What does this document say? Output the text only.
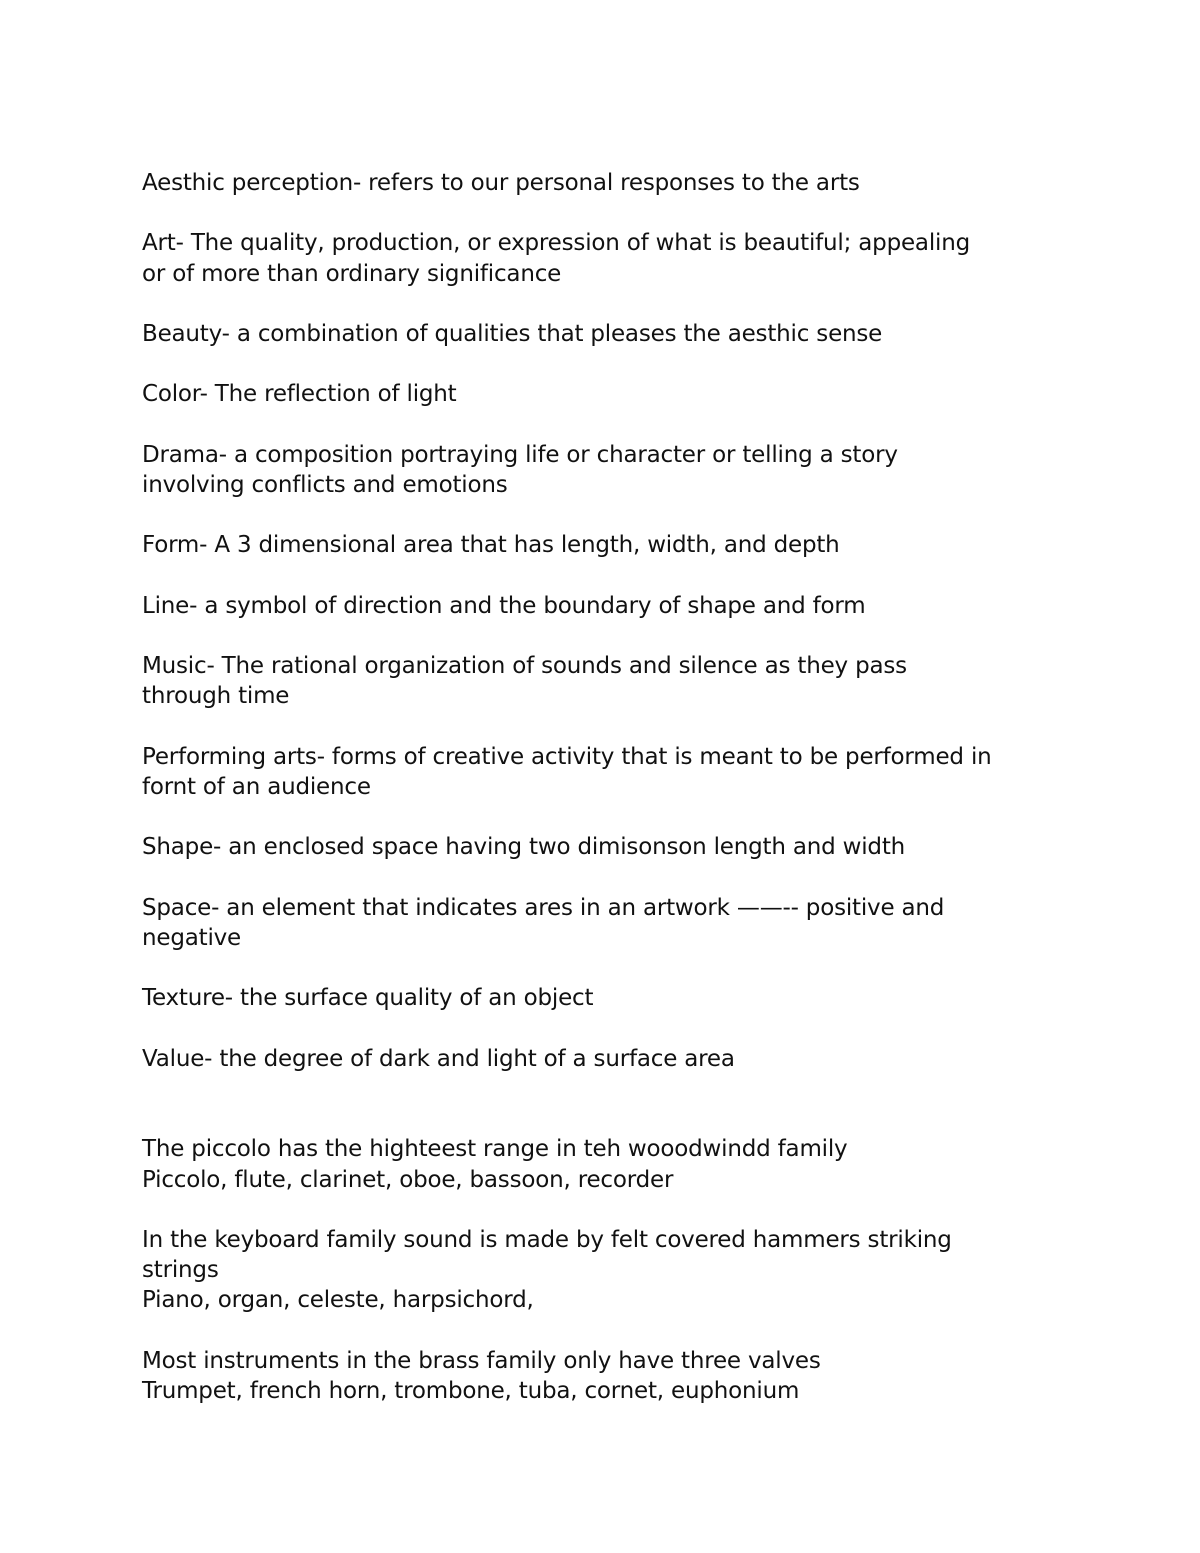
Aesthic perception- refers to our personal responses to the arts

Art- The quality, production, or expression of what is beautiful; appealing
or of more than ordinary significance

Beauty- a combination of qualities that pleases the aesthic sense

Color- The reflection of light

Drama- a composition portraying life or character or telling a story
involving conflicts and emotions

Form- A 3 dimensional area that has length, width, and depth

Line- a symbol of direction and the boundary of shape and form

Music- The rational organization of sounds and silence as they pass
through time

Performing arts- forms of creative activity that is meant to be performed in
fornt of an audience

Shape- an enclosed space having two dimisonson length and width

Space- an element that indicates ares in an artwork ——-- positive and
negative

Texture- the surface quality of an object

Value- the degree of dark and light of a surface area

The piccolo has the highteest range in teh wooodwindd family
Piccolo, flute, clarinet, oboe, bassoon, recorder

In the keyboard family sound is made by felt covered hammers striking
strings
Piano, organ, celeste, harpsichord,

Most instruments in the brass family only have three valves
Trumpet, french horn, trombone, tuba, cornet, euphonium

#### [Directions]
Pull every line containing "surface" out of the data above.

#### [Reply]
Texture- the surface quality of an object
Value- the degree of dark and light of a surface area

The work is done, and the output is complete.